Task statement
From the listing below, pull each line that includes "Администрации".

Information shown
----
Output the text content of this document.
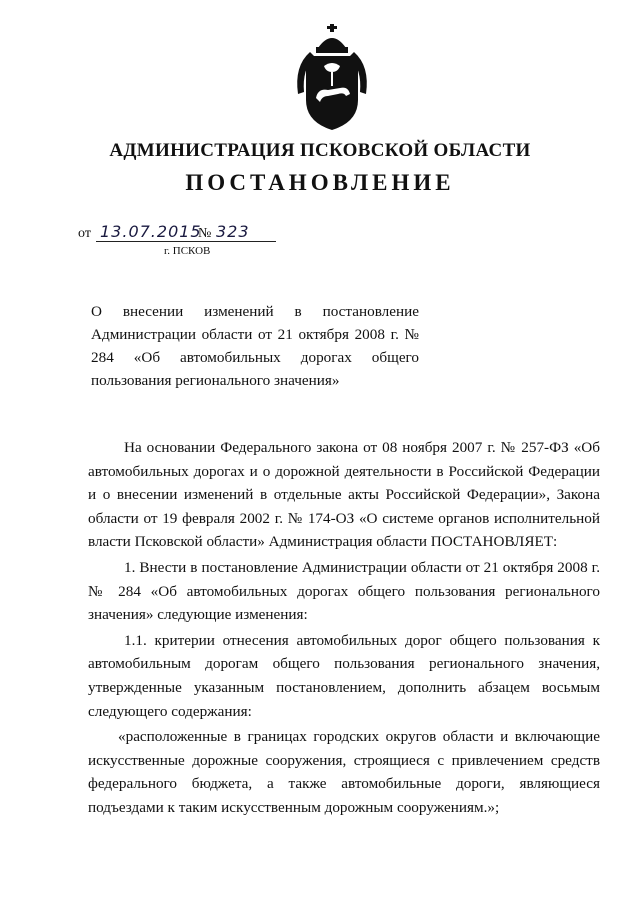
АДМИНИСТРАЦИЯ ПСКОВСКОЙ ОБЛАСТИ
ПОСТАНОВЛЕНИЕ
от 13.07.2015
№ 323
г. ПСКОВ
О внесении изменений в постановление Администрации области от 21 октября 2008 г. № 284 «Об автомобильных дорогах общего пользования регионального значения»

На основании Федерального закона от 08 ноября 2007 г. № 257-ФЗ «Об автомобильных дорогах и о дорожной деятельности в Российской Федерации и о внесении изменений в отдельные акты Российской Федерации», Закона области от 19 февраля 2002 г. № 174-ОЗ «О системе органов исполнительной власти Псковской области» Администрация области ПОСТАНОВЛЯЕТ:

1. Внести в постановление Администрации области от 21 октября 2008 г. № 284 «Об автомобильных дорогах общего пользования регионального значения» следующие изменения:

1.1. критерии отнесения автомобильных дорог общего пользования к автомобильным дорогам общего пользования регионального значения, утвержденные указанным постановлением, дополнить абзацем восьмым следующего содержания:

«расположенные в границах городских округов области и включающие искусственные дорожные сооружения, строящиеся с привлечением средств федерального бюджета, а также автомобильные дороги, являющиеся подъездами к таким искусственным дорожным сооружениям.»;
----
Output for this exercise
О внесении изменений в постановление Администрации области от 21 октября 2008 г. № 284 «Об автомобильных дорогах общего пользования регионального значения»
1. Внести в постановление Администрации области от 21 октября 2008 г. № 284 «Об автомобильных дорогах общего пользования регионального значения» следующие изменения:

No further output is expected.